» TASK DIRECTIONS: Identify every line in the records below that contains the word "name", and reproduce each one.

-------- DATA EXCERPTS

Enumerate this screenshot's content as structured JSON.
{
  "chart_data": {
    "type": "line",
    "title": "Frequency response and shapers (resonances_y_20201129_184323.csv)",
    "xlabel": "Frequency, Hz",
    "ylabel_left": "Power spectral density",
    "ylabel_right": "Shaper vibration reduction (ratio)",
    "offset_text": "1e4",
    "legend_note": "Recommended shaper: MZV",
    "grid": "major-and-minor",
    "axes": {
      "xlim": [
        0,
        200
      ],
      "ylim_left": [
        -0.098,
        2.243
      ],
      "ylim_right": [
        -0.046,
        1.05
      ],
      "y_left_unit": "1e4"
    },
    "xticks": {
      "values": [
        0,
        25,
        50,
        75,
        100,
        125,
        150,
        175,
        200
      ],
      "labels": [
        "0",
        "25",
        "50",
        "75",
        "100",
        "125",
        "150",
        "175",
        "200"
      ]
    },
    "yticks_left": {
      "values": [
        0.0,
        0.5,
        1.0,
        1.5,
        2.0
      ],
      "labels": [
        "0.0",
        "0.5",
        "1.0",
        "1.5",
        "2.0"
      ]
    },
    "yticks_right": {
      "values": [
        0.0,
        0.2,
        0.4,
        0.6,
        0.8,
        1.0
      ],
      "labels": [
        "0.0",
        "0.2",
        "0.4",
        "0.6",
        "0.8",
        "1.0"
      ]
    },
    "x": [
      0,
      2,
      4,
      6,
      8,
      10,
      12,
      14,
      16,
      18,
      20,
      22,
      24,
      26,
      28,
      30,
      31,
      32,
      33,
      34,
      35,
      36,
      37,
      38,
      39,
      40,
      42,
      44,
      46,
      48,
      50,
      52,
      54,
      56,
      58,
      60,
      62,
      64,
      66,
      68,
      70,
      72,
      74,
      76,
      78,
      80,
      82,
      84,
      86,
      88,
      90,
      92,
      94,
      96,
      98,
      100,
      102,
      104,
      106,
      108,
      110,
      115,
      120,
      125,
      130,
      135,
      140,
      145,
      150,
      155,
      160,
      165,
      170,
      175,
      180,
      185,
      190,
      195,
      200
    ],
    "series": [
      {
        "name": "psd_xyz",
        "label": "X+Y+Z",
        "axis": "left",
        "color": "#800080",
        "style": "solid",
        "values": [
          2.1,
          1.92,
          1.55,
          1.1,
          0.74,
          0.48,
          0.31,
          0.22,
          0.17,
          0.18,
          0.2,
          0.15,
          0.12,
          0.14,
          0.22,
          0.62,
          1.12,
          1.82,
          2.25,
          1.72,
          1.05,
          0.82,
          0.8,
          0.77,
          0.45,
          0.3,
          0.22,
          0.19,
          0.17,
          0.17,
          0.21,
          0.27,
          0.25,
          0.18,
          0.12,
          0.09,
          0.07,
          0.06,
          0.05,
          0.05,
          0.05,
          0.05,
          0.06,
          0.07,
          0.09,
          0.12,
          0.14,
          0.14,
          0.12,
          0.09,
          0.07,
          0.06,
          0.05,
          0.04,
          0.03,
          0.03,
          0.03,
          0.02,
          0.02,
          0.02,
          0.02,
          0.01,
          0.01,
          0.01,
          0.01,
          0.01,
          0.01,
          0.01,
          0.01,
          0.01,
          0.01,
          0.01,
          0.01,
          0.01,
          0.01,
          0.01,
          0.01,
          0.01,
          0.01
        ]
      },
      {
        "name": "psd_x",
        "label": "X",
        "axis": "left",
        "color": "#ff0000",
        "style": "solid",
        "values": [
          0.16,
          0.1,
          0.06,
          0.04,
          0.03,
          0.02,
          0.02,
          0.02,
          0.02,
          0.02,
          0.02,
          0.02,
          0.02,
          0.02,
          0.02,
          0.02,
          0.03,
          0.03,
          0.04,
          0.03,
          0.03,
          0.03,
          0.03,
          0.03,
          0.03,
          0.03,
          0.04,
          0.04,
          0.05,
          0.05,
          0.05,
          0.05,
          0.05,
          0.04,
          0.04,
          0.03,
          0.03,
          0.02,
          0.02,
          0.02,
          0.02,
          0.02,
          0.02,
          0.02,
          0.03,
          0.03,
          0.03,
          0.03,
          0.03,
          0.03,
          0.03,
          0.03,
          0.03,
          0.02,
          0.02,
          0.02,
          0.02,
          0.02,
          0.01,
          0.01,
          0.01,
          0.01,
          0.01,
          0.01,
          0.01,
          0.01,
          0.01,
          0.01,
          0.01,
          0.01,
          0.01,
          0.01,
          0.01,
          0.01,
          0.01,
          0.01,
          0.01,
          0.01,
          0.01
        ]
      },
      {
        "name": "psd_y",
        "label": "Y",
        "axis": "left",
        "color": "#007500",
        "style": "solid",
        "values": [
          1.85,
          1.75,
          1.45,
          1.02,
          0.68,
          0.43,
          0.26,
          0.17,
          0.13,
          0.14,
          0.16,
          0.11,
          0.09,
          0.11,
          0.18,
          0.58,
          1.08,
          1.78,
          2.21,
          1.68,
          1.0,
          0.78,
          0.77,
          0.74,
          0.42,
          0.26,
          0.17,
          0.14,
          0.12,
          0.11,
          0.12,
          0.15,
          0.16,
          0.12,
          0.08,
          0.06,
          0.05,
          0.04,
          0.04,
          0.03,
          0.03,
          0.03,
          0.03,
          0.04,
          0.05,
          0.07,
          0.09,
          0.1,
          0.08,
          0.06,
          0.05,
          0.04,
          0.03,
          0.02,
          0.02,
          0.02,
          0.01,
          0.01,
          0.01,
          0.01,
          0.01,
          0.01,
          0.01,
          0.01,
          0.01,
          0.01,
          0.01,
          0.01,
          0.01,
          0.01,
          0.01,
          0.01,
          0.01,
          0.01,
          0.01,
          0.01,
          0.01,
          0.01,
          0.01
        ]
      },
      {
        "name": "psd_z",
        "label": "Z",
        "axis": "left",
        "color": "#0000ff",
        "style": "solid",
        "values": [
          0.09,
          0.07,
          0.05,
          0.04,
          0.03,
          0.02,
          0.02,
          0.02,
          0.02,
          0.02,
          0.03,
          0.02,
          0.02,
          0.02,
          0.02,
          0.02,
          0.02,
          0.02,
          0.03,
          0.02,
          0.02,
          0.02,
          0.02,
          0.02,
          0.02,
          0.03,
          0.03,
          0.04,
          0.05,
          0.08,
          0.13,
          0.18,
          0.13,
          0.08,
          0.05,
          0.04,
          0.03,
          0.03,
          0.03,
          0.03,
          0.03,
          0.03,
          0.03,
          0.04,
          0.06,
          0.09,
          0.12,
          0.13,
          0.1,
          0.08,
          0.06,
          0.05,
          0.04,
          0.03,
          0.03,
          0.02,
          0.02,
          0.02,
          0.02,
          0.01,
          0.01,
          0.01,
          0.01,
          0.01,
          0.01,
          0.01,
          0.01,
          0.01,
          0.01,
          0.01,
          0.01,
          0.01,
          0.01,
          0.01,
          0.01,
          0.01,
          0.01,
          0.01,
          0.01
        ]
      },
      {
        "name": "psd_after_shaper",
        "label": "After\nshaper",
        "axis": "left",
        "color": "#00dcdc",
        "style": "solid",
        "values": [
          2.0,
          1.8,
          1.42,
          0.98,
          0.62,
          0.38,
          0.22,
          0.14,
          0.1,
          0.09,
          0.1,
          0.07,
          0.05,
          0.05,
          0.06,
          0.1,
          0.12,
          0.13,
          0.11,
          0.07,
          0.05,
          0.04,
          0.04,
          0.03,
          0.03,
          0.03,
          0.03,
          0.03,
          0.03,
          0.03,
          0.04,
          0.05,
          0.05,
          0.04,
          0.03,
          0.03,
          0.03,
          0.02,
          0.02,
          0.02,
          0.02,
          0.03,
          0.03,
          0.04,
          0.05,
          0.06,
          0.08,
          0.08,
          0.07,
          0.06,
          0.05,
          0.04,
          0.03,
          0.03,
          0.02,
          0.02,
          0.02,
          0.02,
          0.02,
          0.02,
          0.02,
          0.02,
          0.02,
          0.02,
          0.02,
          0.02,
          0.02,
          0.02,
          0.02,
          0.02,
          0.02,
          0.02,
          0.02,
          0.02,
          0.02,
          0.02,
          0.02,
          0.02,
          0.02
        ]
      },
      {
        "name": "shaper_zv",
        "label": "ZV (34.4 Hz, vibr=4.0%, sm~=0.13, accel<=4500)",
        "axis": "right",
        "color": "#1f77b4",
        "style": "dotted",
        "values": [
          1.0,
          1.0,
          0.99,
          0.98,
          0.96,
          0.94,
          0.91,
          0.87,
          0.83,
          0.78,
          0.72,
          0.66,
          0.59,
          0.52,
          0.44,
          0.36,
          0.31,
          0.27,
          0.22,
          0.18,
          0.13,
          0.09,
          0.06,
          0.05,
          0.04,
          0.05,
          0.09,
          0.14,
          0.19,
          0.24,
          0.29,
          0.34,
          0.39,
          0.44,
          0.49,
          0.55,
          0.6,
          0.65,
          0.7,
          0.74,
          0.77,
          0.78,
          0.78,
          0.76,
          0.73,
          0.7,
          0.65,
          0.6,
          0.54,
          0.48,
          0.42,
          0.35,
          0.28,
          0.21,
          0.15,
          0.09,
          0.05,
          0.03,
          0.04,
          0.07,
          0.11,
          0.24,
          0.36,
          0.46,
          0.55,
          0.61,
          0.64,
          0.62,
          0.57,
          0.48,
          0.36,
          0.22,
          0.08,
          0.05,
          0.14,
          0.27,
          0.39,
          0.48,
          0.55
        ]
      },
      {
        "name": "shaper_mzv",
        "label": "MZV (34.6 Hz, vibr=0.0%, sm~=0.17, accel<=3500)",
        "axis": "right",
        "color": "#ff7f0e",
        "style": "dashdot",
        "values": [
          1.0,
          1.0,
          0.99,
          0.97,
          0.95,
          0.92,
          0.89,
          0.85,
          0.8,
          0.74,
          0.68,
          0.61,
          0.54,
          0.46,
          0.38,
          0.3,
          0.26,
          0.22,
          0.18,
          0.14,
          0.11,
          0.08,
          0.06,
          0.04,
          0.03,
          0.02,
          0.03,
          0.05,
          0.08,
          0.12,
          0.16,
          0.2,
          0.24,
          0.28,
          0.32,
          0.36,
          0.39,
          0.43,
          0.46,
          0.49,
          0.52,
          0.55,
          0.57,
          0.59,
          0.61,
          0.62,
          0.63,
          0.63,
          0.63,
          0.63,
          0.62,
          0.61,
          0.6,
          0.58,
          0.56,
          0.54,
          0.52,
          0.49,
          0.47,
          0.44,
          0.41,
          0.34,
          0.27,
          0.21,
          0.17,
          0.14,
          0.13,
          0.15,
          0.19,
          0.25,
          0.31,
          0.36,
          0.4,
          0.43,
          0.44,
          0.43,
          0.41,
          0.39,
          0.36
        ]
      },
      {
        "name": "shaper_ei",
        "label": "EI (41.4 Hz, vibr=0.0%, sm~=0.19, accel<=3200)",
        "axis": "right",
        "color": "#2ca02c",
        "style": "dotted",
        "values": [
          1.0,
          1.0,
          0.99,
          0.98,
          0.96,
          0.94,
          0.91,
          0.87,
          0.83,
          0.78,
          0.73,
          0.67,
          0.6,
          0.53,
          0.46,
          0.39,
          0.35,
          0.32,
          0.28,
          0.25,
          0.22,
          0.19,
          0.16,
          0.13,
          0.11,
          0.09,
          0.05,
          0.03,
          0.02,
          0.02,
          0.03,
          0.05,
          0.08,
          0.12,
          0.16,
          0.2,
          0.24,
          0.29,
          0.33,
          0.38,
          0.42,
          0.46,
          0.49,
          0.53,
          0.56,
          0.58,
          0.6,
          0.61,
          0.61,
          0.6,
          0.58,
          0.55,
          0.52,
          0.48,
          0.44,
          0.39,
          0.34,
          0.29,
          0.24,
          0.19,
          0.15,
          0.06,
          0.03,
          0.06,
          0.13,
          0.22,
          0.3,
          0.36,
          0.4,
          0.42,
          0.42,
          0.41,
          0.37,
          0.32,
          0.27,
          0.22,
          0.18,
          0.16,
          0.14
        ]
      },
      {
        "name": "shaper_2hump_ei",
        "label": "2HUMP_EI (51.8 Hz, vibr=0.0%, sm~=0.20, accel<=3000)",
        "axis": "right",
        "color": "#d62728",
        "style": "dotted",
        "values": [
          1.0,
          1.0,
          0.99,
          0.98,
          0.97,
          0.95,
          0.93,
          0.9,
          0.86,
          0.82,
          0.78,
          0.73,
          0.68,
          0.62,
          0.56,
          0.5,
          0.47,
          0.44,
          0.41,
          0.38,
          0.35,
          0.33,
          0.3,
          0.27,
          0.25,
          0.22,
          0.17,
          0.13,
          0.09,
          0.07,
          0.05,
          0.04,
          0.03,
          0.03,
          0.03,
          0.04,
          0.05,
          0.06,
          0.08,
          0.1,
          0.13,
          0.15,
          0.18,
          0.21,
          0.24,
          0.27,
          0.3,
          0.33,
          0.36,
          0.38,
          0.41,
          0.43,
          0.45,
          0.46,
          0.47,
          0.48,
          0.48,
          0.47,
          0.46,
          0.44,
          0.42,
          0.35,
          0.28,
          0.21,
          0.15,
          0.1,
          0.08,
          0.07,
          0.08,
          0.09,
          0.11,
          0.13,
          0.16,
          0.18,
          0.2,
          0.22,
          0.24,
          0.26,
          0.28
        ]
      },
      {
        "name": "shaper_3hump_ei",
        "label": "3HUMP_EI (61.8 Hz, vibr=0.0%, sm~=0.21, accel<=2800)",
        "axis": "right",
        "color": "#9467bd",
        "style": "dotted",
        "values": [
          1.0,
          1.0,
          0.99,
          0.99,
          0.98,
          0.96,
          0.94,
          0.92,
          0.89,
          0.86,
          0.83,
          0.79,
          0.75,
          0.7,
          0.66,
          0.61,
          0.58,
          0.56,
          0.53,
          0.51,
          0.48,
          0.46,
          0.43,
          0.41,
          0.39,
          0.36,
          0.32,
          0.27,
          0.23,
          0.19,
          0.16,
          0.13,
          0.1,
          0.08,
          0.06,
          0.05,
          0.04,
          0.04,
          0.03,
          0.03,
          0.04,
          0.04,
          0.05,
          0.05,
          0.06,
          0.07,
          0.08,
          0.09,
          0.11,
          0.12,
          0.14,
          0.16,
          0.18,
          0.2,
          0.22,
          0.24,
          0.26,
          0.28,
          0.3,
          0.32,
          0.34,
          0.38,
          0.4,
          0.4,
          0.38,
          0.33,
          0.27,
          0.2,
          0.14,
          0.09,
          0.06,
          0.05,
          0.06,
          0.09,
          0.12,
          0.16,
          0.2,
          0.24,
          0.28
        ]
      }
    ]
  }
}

----------------

» FULL OUTPUT:
        "name": "psd_xyz",
        "name": "psd_x",
        "name": "psd_y",
        "name": "psd_z",
        "name": "psd_after_shaper",
        "name": "shaper_zv",
        "name": "shaper_mzv",
        "name": "shaper_ei",
        "name": "shaper_2hump_ei",
        "name": "shaper_3hump_ei",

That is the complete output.